Written problem — Keep the images out and copy every entry below exactly.

___ Record list ___

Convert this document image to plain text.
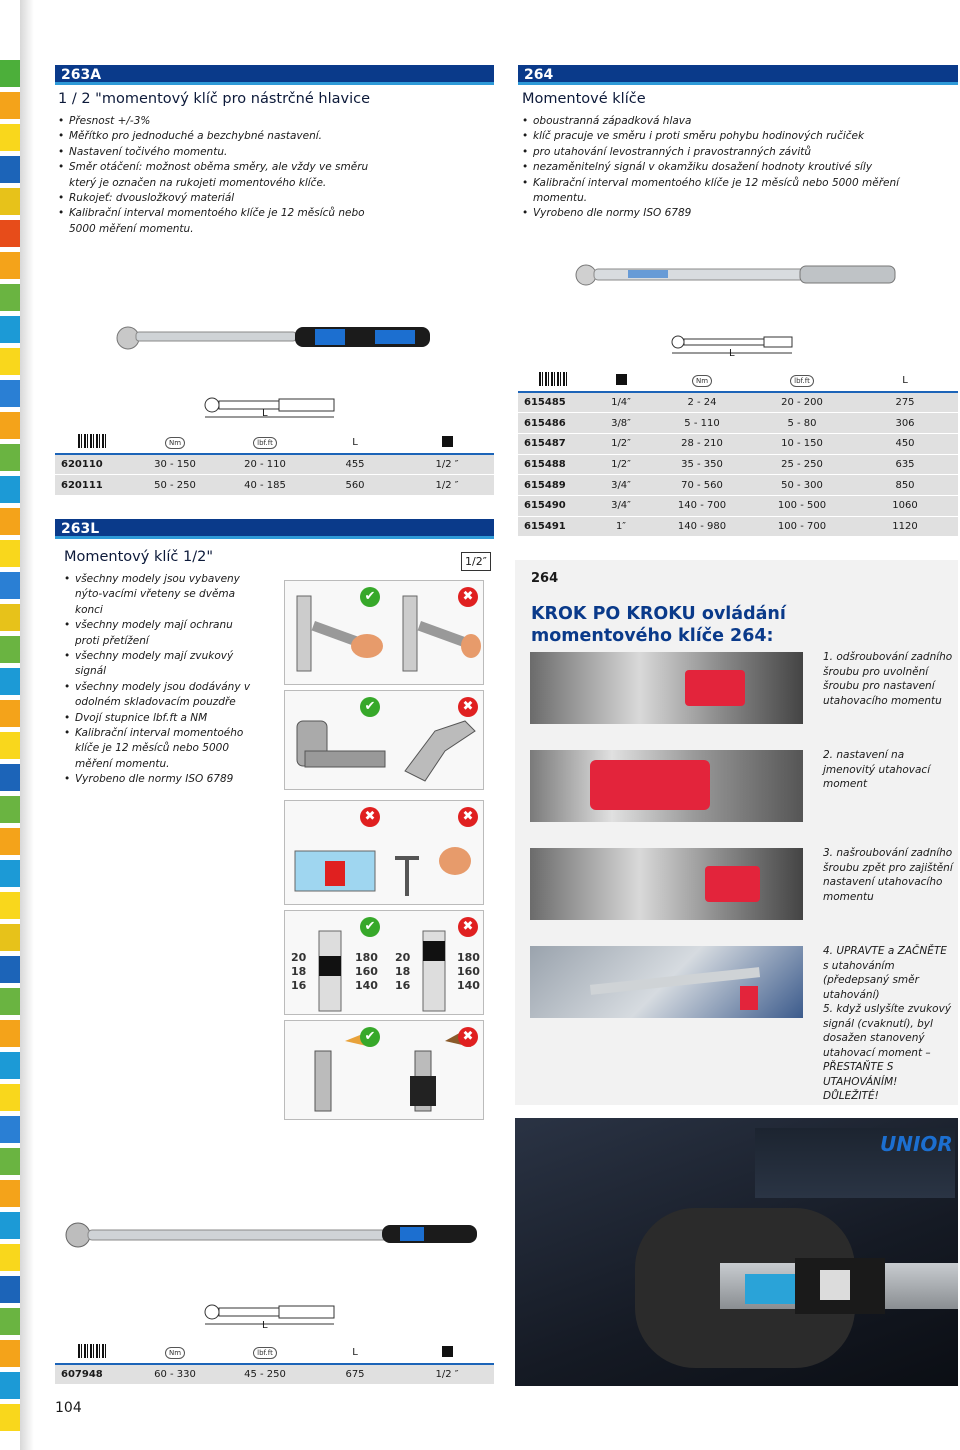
263A
1 / 2 "momentový klíč pro nástrčné hlavice
• Přesnost +/-3%
• Měřítko pro jednoduché a bezchybné nastavení.
• Nastavení točivého momentu.
• Směr otáčení: možnost oběma směry, ale vždy ve směru který je označen na rukojeti momentového klíče.
• Rukojeť: dvousložkový materiál
• Kalibrační interval momentoého klíče je 12 měsíců nebo 5000 měření momentu.
L
	Nm	lbf.ft	L	
620110	30 - 150	20 - 110	455	1/2 ″
620111	50 - 250	40 - 185	560	1/2 ″
264
Momentové klíče
• oboustranná západková hlava
• klíč pracuje ve směru i proti směru pohybu hodinových ručiček
• pro utahování levostranných i pravostranných závitů
• nezaměnitelný signál v okamžiku dosažení hodnoty kroutivé síly
• Kalibrační interval momentoého klíče je 12 měsíců nebo 5000 měření momentu.
• Vyrobeno dle normy ISO 6789
L
		Nm	lbf.ft	L
615485	1/4″	2 - 24	20 - 200	275
615486	3/8″	5 - 110	5 - 80	306
615487	1/2″	28 - 210	10 - 150	450
615488	1/2″	35 - 350	25 - 250	635
615489	3/4″	70 - 560	50 - 300	850
615490	3/4″	140 - 700	100 - 500	1060
615491	1″	140 - 980	100 - 700	1120
263L
Momentový klíč 1/2"	1/2″
• všechny modely jsou vybaveny nýto-vacími vřeteny se dvěma konci
• všechny modely mají ochranu proti přetížení
• všechny modely mají zvukový signál
• všechny modely jsou dodávány v odolném skladovacím pouzdře
• Dvojí stupnice lbf.ft a NM
• Kalibrační interval momentoého klíče je 12 měsíců nebo 5000 měření momentu.
• Vyrobeno dle normy ISO 6789
20
18
16
180
160
140
20
18
16
180
160
140
✔	✖
✔	✖
✖	✖
✔	✖
✔	✖
L
	Nm	lbf.ft	L	
607948	60 - 330	45 - 250	675	1/2 ″
264
KROK PO KROKU ovládání momentového klíče 264:
1. odšroubování zadního šroubu pro uvolnění šroubu pro nastavení utahovacího momentu
2. nastavení na jmenovitý utahovací moment
3. našroubování zadního šroubu zpět pro zajištění nastavení utahovacího momentu
4. UPRAVTE a ZAČNĚTE s utahováním (předepsaný směr utahování)
5. když uslyšíte zvukový signál (cvaknutí), byl dosažen stanovený utahovací moment – PŘESTAŇTE S UTAHOVÁNÍM!
DŮLEŽITÉ!
UNIOR
104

___

Exercise output —
Convert this document image to plain text.
263A
1 / 2 "momentový klíč pro nástrčné hlavice
• Přesnost +/-3%
• Měřítko pro jednoduché a bezchybné nastavení.
• Nastavení točivého momentu.
• Směr otáčení: možnost oběma směry, ale vždy ve směru který je označen na rukojeti momentového klíče.
• Rukojeť: dvousložkový materiál
• Kalibrační interval momentoého klíče je 12 měsíců nebo 5000 měření momentu.
L
	Nm	lbf.ft	L	
620110	30 - 150	20 - 110	455	1/2 ″
620111	50 - 250	40 - 185	560	1/2 ″
264
Momentové klíče
• oboustranná západková hlava
• klíč pracuje ve směru i proti směru pohybu hodinových ručiček
• pro utahování levostranných i pravostranných závitů
• nezaměnitelný signál v okamžiku dosažení hodnoty kroutivé síly
• Kalibrační interval momentoého klíče je 12 měsíců nebo 5000 měření momentu.
• Vyrobeno dle normy ISO 6789
L
		Nm	lbf.ft	L
615485	1/4″	2 - 24	20 - 200	275
615486	3/8″	5 - 110	5 - 80	306
615487	1/2″	28 - 210	10 - 150	450
615488	1/2″	35 - 350	25 - 250	635
615489	3/4″	70 - 560	50 - 300	850
615490	3/4″	140 - 700	100 - 500	1060
615491	1″	140 - 980	100 - 700	1120
263L
Momentový klíč 1/2"	1/2″
• všechny modely jsou vybaveny nýto-vacími vřeteny se dvěma konci
• všechny modely mají ochranu proti přetížení
• všechny modely mají zvukový signál
• všechny modely jsou dodávány v odolném skladovacím pouzdře
• Dvojí stupnice lbf.ft a NM
• Kalibrační interval momentoého klíče je 12 měsíců nebo 5000 měření momentu.
• Vyrobeno dle normy ISO 6789
20
18
16
180
160
140
20
18
16
180
160
140
✔	✖
✔	✖
✖	✖
✔	✖
✔	✖
L
	Nm	lbf.ft	L	
607948	60 - 330	45 - 250	675	1/2 ″
264
KROK PO KROKU ovládání momentového klíče 264:
1. odšroubování zadního šroubu pro uvolnění šroubu pro nastavení utahovacího momentu
2. nastavení na jmenovitý utahovací moment
3. našroubování zadního šroubu zpět pro zajištění nastavení utahovacího momentu
4. UPRAVTE a ZAČNĚTE s utahováním (předepsaný směr utahování)
5. když uslyšíte zvukový signál (cvaknutí), byl dosažen stanovený utahovací moment – PŘESTAŇTE S UTAHOVÁNÍM!
DŮLEŽITÉ!
UNIOR
104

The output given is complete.